**Task to carry out**
Write out all of the data below verbatim, preserving every line in its original order.

Element region listings
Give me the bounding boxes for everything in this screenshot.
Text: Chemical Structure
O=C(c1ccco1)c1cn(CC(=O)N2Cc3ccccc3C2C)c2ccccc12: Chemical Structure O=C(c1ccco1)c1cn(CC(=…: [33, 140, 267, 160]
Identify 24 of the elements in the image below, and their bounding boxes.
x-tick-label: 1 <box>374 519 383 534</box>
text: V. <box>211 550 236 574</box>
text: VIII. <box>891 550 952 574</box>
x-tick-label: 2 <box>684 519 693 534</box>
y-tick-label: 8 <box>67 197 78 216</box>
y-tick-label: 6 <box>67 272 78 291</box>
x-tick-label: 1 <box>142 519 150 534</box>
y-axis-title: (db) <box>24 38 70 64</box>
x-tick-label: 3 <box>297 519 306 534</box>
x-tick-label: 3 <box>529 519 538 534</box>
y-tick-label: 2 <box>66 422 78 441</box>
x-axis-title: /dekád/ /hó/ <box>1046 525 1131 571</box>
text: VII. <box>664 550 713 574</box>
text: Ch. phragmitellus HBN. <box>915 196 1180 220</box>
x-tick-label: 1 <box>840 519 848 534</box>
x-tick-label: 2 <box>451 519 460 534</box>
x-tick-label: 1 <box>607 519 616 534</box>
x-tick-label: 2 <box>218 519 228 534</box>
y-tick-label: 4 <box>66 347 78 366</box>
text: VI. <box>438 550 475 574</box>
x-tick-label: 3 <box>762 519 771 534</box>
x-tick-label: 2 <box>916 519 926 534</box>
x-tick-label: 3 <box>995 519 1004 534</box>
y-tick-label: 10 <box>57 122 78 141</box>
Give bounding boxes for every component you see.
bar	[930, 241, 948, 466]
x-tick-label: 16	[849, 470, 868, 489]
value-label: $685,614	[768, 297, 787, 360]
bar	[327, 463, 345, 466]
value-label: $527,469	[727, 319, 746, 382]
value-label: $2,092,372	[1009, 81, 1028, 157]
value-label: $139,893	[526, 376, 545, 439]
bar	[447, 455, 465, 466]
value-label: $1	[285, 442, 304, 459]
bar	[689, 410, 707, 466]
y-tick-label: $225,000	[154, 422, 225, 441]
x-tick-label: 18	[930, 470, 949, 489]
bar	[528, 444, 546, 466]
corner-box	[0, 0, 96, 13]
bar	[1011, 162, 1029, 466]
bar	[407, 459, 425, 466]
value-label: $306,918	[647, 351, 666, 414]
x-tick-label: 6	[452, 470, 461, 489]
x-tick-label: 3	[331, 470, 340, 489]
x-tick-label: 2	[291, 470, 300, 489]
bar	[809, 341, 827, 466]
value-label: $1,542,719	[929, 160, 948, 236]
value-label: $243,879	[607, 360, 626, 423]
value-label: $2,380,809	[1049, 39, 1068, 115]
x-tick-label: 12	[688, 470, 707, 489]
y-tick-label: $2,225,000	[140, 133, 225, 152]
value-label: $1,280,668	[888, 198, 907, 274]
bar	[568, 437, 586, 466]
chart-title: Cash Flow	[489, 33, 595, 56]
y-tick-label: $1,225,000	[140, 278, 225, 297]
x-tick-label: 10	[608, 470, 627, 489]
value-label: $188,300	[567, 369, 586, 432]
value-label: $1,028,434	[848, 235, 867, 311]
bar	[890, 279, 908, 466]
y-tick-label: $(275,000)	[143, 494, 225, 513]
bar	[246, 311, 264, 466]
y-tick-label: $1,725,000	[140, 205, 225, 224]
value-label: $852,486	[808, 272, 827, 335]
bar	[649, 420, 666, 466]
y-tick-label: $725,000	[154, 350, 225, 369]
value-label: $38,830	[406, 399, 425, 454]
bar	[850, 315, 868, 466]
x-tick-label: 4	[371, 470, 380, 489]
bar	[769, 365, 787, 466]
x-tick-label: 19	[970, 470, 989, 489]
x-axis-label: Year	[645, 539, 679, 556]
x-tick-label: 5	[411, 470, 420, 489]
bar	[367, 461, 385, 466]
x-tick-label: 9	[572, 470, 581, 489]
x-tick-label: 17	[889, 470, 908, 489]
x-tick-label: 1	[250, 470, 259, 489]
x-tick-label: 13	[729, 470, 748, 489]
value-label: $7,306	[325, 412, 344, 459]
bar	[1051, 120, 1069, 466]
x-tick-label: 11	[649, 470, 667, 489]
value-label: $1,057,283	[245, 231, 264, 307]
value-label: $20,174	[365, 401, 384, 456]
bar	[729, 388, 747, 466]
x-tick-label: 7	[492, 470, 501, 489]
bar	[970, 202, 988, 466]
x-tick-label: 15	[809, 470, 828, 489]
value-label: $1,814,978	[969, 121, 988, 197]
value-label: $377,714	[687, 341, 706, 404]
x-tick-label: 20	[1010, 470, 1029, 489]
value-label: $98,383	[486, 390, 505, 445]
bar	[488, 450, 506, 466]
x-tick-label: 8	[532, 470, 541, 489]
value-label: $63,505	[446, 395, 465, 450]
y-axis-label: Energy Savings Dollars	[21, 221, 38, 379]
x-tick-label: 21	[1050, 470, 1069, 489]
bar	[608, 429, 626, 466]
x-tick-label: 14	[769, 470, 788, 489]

**In response**
Give me the bounding boxes for everything in this screenshot.
Text: Chemical Structure
O=C(c1ccco1)c1cn(CC(=O)N2Cc3ccccc3C2C)c2ccccc12: Chemical Structure O=C(c1ccco1)c1cn(CC(=…: [33, 140, 267, 160]
Identify 24 of the elements in the image below, and their bounding boxes.
x-tick-label: 1 <box>374 519 383 534</box>
text: V. <box>211 550 236 574</box>
text: VIII. <box>891 550 952 574</box>
x-tick-label: 2 <box>684 519 693 534</box>
y-tick-label: 8 <box>67 197 78 216</box>
y-tick-label: 6 <box>67 272 78 291</box>
x-tick-label: 1 <box>142 519 150 534</box>
y-axis-title: (db) <box>24 38 70 64</box>
x-tick-label: 3 <box>297 519 306 534</box>
x-tick-label: 3 <box>529 519 538 534</box>
y-tick-label: 2 <box>66 422 78 441</box>
x-axis-title: /dekád/ /hó/ <box>1046 525 1131 571</box>
text: VII. <box>664 550 713 574</box>
text: Ch. phragmitellus HBN. <box>915 196 1180 220</box>
x-tick-label: 1 <box>840 519 848 534</box>
x-tick-label: 2 <box>451 519 460 534</box>
x-tick-label: 1 <box>607 519 616 534</box>
x-tick-label: 2 <box>218 519 228 534</box>
y-tick-label: 4 <box>66 347 78 366</box>
text: VI. <box>438 550 475 574</box>
x-tick-label: 3 <box>762 519 771 534</box>
x-tick-label: 2 <box>916 519 926 534</box>
x-tick-label: 3 <box>995 519 1004 534</box>
y-tick-label: 10 <box>57 122 78 141</box>
Give bounding boxes for every component you see.
bar	[930, 241, 948, 466]
x-tick-label: 16	[849, 470, 868, 489]
value-label: $685,614	[768, 297, 787, 360]
bar	[327, 463, 345, 466]
value-label: $527,469	[727, 319, 746, 382]
value-label: $2,092,372	[1009, 81, 1028, 157]
value-label: $139,893	[526, 376, 545, 439]
bar	[447, 455, 465, 466]
value-label: $1	[285, 442, 304, 459]
bar	[689, 410, 707, 466]
y-tick-label: $225,000	[154, 422, 225, 441]
x-tick-label: 18	[930, 470, 949, 489]
bar	[528, 444, 546, 466]
corner-box	[0, 0, 96, 13]
bar	[1011, 162, 1029, 466]
bar	[407, 459, 425, 466]
value-label: $306,918	[647, 351, 666, 414]
x-tick-label: 6	[452, 470, 461, 489]
x-tick-label: 3	[331, 470, 340, 489]
x-tick-label: 2	[291, 470, 300, 489]
bar	[809, 341, 827, 466]
value-label: $1,542,719	[929, 160, 948, 236]
value-label: $243,879	[607, 360, 626, 423]
value-label: $2,380,809	[1049, 39, 1068, 115]
x-tick-label: 12	[688, 470, 707, 489]
y-tick-label: $2,225,000	[140, 133, 225, 152]
value-label: $1,280,668	[888, 198, 907, 274]
bar	[568, 437, 586, 466]
chart-title: Cash Flow	[489, 33, 595, 56]
y-tick-label: $1,225,000	[140, 278, 225, 297]
x-tick-label: 10	[608, 470, 627, 489]
value-label: $188,300	[567, 369, 586, 432]
value-label: $1,028,434	[848, 235, 867, 311]
bar	[890, 279, 908, 466]
y-tick-label: $(275,000)	[143, 494, 225, 513]
bar	[246, 311, 264, 466]
y-tick-label: $1,725,000	[140, 205, 225, 224]
value-label: $852,486	[808, 272, 827, 335]
bar	[649, 420, 666, 466]
y-tick-label: $725,000	[154, 350, 225, 369]
value-label: $38,830	[406, 399, 425, 454]
bar	[850, 315, 868, 466]
x-tick-label: 4	[371, 470, 380, 489]
bar	[769, 365, 787, 466]
x-tick-label: 19	[970, 470, 989, 489]
x-axis-label: Year	[645, 539, 679, 556]
x-tick-label: 5	[411, 470, 420, 489]
bar	[367, 461, 385, 466]
x-tick-label: 9	[572, 470, 581, 489]
x-tick-label: 17	[889, 470, 908, 489]
x-tick-label: 1	[250, 470, 259, 489]
x-tick-label: 13	[729, 470, 748, 489]
value-label: $7,306	[325, 412, 344, 459]
bar	[1051, 120, 1069, 466]
x-tick-label: 11	[649, 470, 667, 489]
value-label: $1,057,283	[245, 231, 264, 307]
value-label: $20,174	[365, 401, 384, 456]
bar	[729, 388, 747, 466]
x-tick-label: 7	[492, 470, 501, 489]
bar	[970, 202, 988, 466]
x-tick-label: 15	[809, 470, 828, 489]
value-label: $1,814,978	[969, 121, 988, 197]
value-label: $377,714	[687, 341, 706, 404]
x-tick-label: 20	[1010, 470, 1029, 489]
value-label: $98,383	[486, 390, 505, 445]
bar	[488, 450, 506, 466]
x-tick-label: 8	[532, 470, 541, 489]
value-label: $63,505	[446, 395, 465, 450]
y-axis-label: Energy Savings Dollars	[21, 221, 38, 379]
x-tick-label: 21	[1050, 470, 1069, 489]
bar	[608, 429, 626, 466]
x-tick-label: 14	[769, 470, 788, 489]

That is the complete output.